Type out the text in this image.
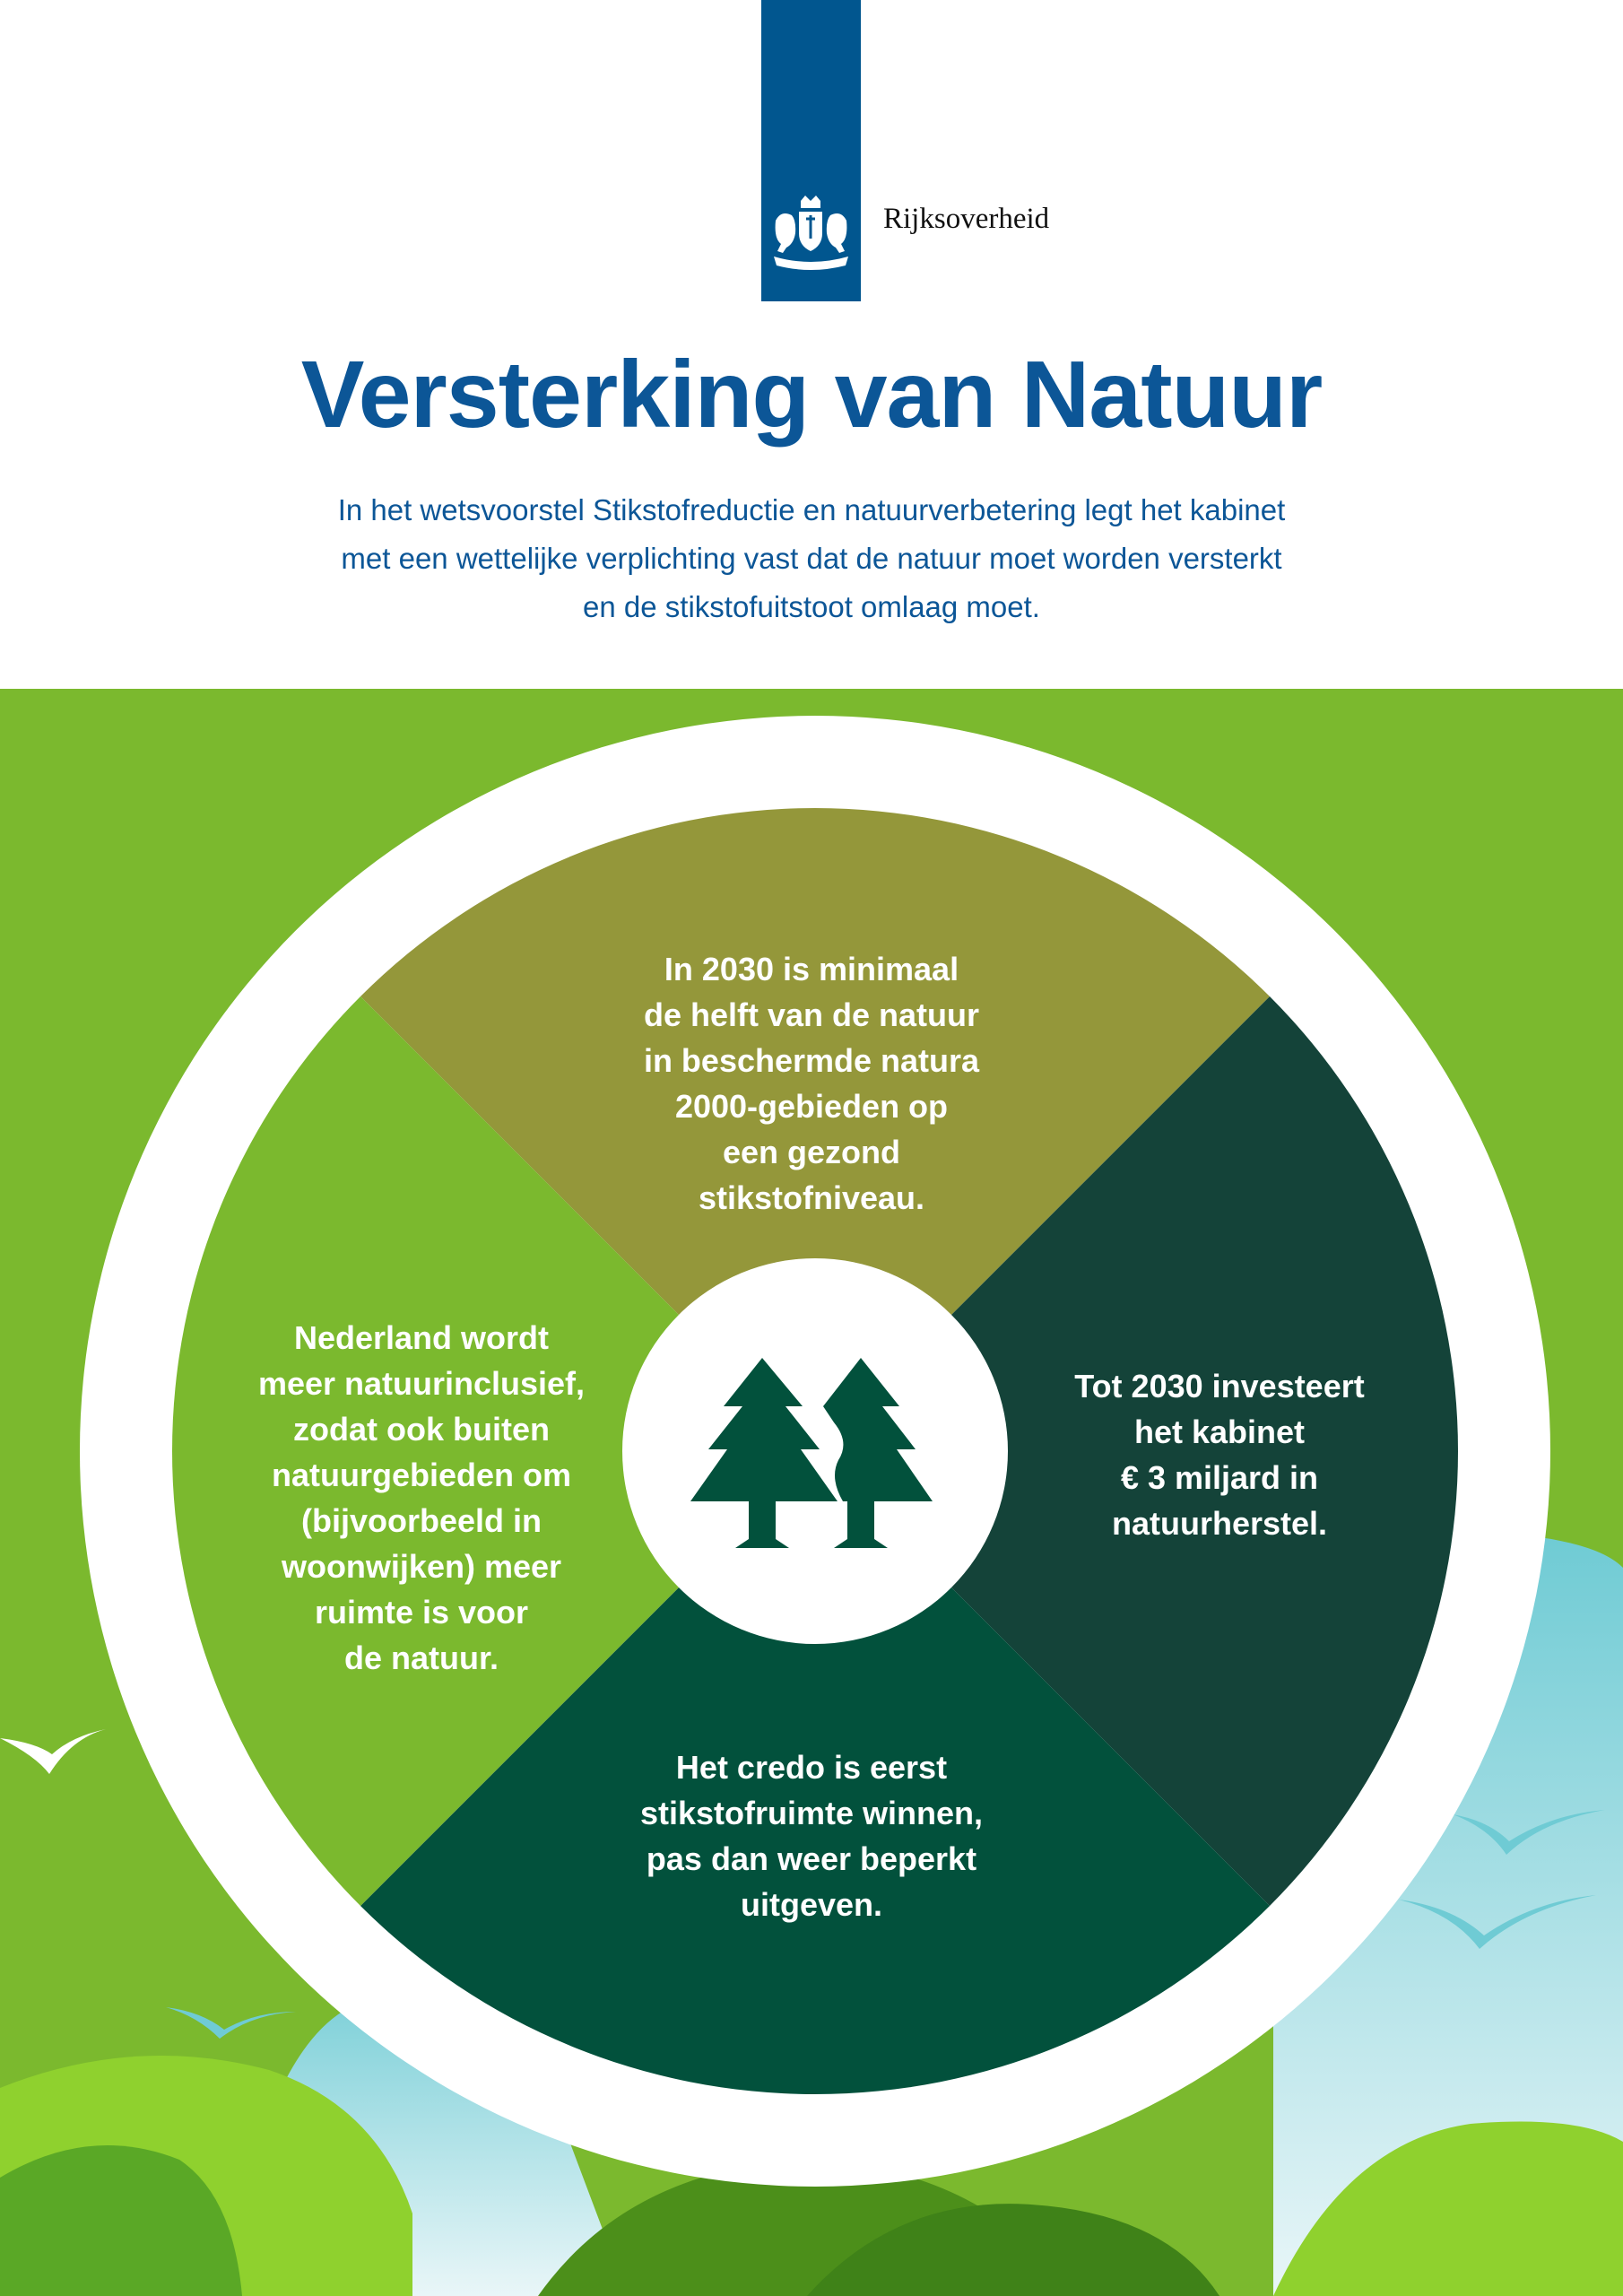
Rijksoverheid
Versterking van Natuur
In het wetsvoorstel Stikstofreductie en natuurverbetering legt het kabinet
met een wettelijke verplichting vast dat de natuur moet worden versterkt
en de stikstofuitstoot omlaag moet.
In 2030 is minimaal
de helft van de natuur
in beschermde natura
2000-gebieden op
een gezond
stikstofniveau.
Tot 2030 investeert
het kabinet
€ 3 miljard in
natuurherstel.
Het credo is eerst
stikstofruimte winnen,
pas dan weer beperkt
uitgeven.
Nederland wordt
meer natuurinclusief,
zodat ook buiten
natuurgebieden om
(bijvoorbeeld in
woonwijken) meer
ruimte is voor
de natuur.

_____

Print each line of the material above exactly, with the pictures removed from your copy.

Type out the text in this image.
Rijksoverheid
Versterking van Natuur
In het wetsvoorstel Stikstofreductie en natuurverbetering legt het kabinet
met een wettelijke verplichting vast dat de natuur moet worden versterkt
en de stikstofuitstoot omlaag moet.
In 2030 is minimaal
de helft van de natuur
in beschermde natura
2000-gebieden op
een gezond
stikstofniveau.
Tot 2030 investeert
het kabinet
€ 3 miljard in
natuurherstel.
Het credo is eerst
stikstofruimte winnen,
pas dan weer beperkt
uitgeven.
Nederland wordt
meer natuurinclusief,
zodat ook buiten
natuurgebieden om
(bijvoorbeeld in
woonwijken) meer
ruimte is voor
de natuur.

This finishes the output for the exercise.